>> Begin

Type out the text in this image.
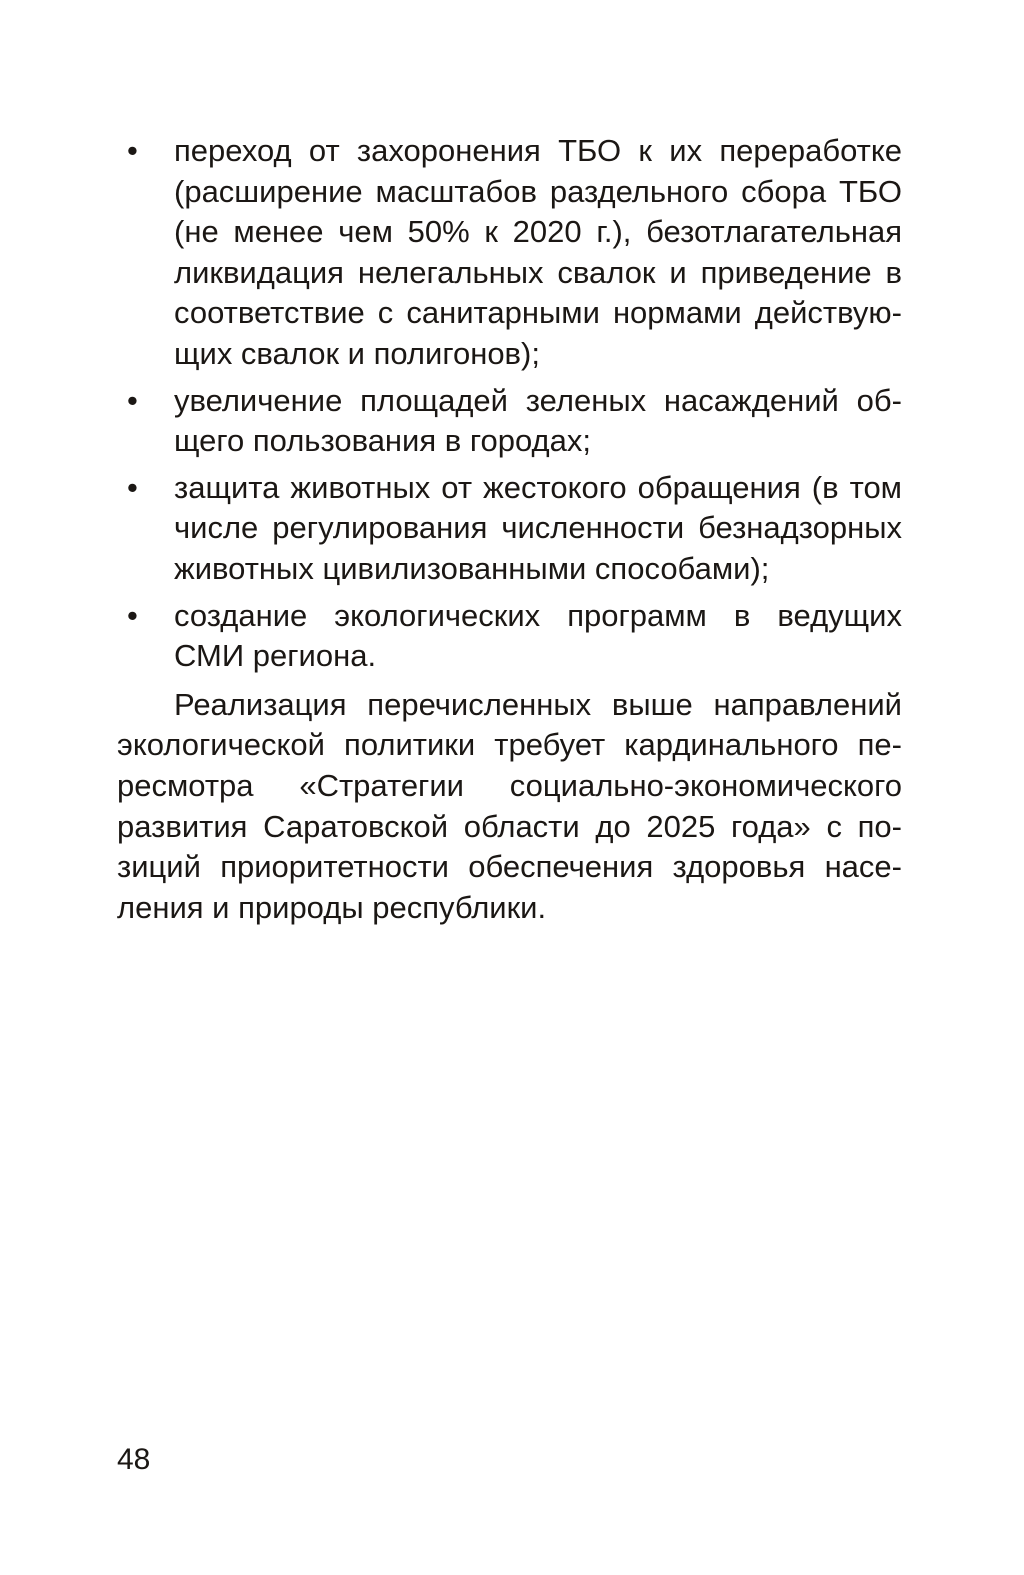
• переход от захоронения ТБО к их переработке (расширение масштабов раздельного сбора ТБО (не менее чем 50% к 2020 г.), безотлагательная ликвидация нелегальных свалок и приведение в соответствие с санитарными нормами действующих свалок и полигонов);
• увеличение площадей зеленых насаждений общего пользования в городах;
• защита животных от жестокого обращения (в том числе регулирования численности безнадзорных животных цивилизованными способами);
• создание экологических программ в ведущих СМИ региона.

Реализация перечисленных выше направлений экологической политики требует кардинального пересмотра «Стратегии социально-экономического развития Саратовской области до 2025 года» с позиций приоритетности обеспечения здоровья населения и природы республики.

48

>> End

- Task goal:
Exactly reproduce the entries above, minus the pictures.

- Output for this exercise:
Type out the text in this image.
• переход от захоронения ТБО к их переработке (расширение масштабов раздельного сбора ТБО (не менее чем 50% к 2020 г.), безотлагательная ликвидация нелегальных свалок и приведение в соответствие с санитарными нормами действующих свалок и полигонов);
• увеличение площадей зеленых насаждений общего пользования в городах;
• защита животных от жестокого обращения (в том числе регулирования численности безнадзорных животных цивилизованными способами);
• создание экологических программ в ведущих СМИ региона.

Реализация перечисленных выше направлений экологической политики требует кардинального пересмотра «Стратегии социально-экономического развития Саратовской области до 2025 года» с позиций приоритетности обеспечения здоровья населения и природы республики.

48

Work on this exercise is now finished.